_Work required_
Repeat all of the records verbatim.

(Stored items from a collection)
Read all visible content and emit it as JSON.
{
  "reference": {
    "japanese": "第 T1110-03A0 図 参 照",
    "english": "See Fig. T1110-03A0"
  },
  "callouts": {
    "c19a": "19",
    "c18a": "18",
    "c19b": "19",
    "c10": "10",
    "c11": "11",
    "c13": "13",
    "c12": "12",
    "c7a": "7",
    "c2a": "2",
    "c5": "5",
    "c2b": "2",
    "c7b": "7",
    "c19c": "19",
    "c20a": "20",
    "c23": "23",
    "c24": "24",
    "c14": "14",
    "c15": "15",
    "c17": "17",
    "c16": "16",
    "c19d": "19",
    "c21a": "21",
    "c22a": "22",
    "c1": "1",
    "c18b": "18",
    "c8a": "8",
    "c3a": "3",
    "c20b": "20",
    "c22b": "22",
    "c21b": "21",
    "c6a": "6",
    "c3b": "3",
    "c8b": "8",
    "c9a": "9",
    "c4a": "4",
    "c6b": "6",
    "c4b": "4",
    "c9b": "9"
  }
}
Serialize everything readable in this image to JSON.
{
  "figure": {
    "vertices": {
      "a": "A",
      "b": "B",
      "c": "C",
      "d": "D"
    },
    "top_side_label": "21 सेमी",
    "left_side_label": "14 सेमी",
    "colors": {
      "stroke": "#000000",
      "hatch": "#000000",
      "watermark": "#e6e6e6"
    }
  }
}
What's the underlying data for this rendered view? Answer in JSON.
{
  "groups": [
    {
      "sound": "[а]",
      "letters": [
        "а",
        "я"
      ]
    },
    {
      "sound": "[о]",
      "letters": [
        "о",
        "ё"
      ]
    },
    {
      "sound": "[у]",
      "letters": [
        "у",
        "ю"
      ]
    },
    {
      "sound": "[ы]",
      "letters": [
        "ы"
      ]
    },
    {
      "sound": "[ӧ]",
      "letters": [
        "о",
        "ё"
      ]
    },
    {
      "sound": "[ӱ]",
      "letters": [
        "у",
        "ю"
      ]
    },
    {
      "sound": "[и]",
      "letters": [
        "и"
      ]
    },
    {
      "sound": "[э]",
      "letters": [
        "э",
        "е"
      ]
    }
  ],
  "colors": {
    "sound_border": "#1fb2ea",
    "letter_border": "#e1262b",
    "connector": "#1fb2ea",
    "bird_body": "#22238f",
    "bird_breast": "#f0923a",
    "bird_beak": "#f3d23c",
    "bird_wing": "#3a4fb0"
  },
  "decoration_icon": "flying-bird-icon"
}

_Solution for this exercise_
Read all visible content and emit it as JSON.
{
  "reference": {
    "japanese": "第 T1110-03A0 図 参 照",
    "english": "See Fig. T1110-03A0"
  },
  "callouts": {
    "c19a": "19",
    "c18a": "18",
    "c19b": "19",
    "c10": "10",
    "c11": "11",
    "c13": "13",
    "c12": "12",
    "c7a": "7",
    "c2a": "2",
    "c5": "5",
    "c2b": "2",
    "c7b": "7",
    "c19c": "19",
    "c20a": "20",
    "c23": "23",
    "c24": "24",
    "c14": "14",
    "c15": "15",
    "c17": "17",
    "c16": "16",
    "c19d": "19",
    "c21a": "21",
    "c22a": "22",
    "c1": "1",
    "c18b": "18",
    "c8a": "8",
    "c3a": "3",
    "c20b": "20",
    "c22b": "22",
    "c21b": "21",
    "c6a": "6",
    "c3b": "3",
    "c8b": "8",
    "c9a": "9",
    "c4a": "4",
    "c6b": "6",
    "c4b": "4",
    "c9b": "9"
  }
}
Serialize everything readable in this image to JSON.
{
  "figure": {
    "vertices": {
      "a": "A",
      "b": "B",
      "c": "C",
      "d": "D"
    },
    "top_side_label": "21 सेमी",
    "left_side_label": "14 सेमी",
    "colors": {
      "stroke": "#000000",
      "hatch": "#000000",
      "watermark": "#e6e6e6"
    }
  }
}
What's the underlying data for this rendered view? Answer in JSON.
{
  "groups": [
    {
      "sound": "[а]",
      "letters": [
        "а",
        "я"
      ]
    },
    {
      "sound": "[о]",
      "letters": [
        "о",
        "ё"
      ]
    },
    {
      "sound": "[у]",
      "letters": [
        "у",
        "ю"
      ]
    },
    {
      "sound": "[ы]",
      "letters": [
        "ы"
      ]
    },
    {
      "sound": "[ӧ]",
      "letters": [
        "о",
        "ё"
      ]
    },
    {
      "sound": "[ӱ]",
      "letters": [
        "у",
        "ю"
      ]
    },
    {
      "sound": "[и]",
      "letters": [
        "и"
      ]
    },
    {
      "sound": "[э]",
      "letters": [
        "э",
        "е"
      ]
    }
  ],
  "colors": {
    "sound_border": "#1fb2ea",
    "letter_border": "#e1262b",
    "connector": "#1fb2ea",
    "bird_body": "#22238f",
    "bird_breast": "#f0923a",
    "bird_beak": "#f3d23c",
    "bird_wing": "#3a4fb0"
  },
  "decoration_icon": "flying-bird-icon"
}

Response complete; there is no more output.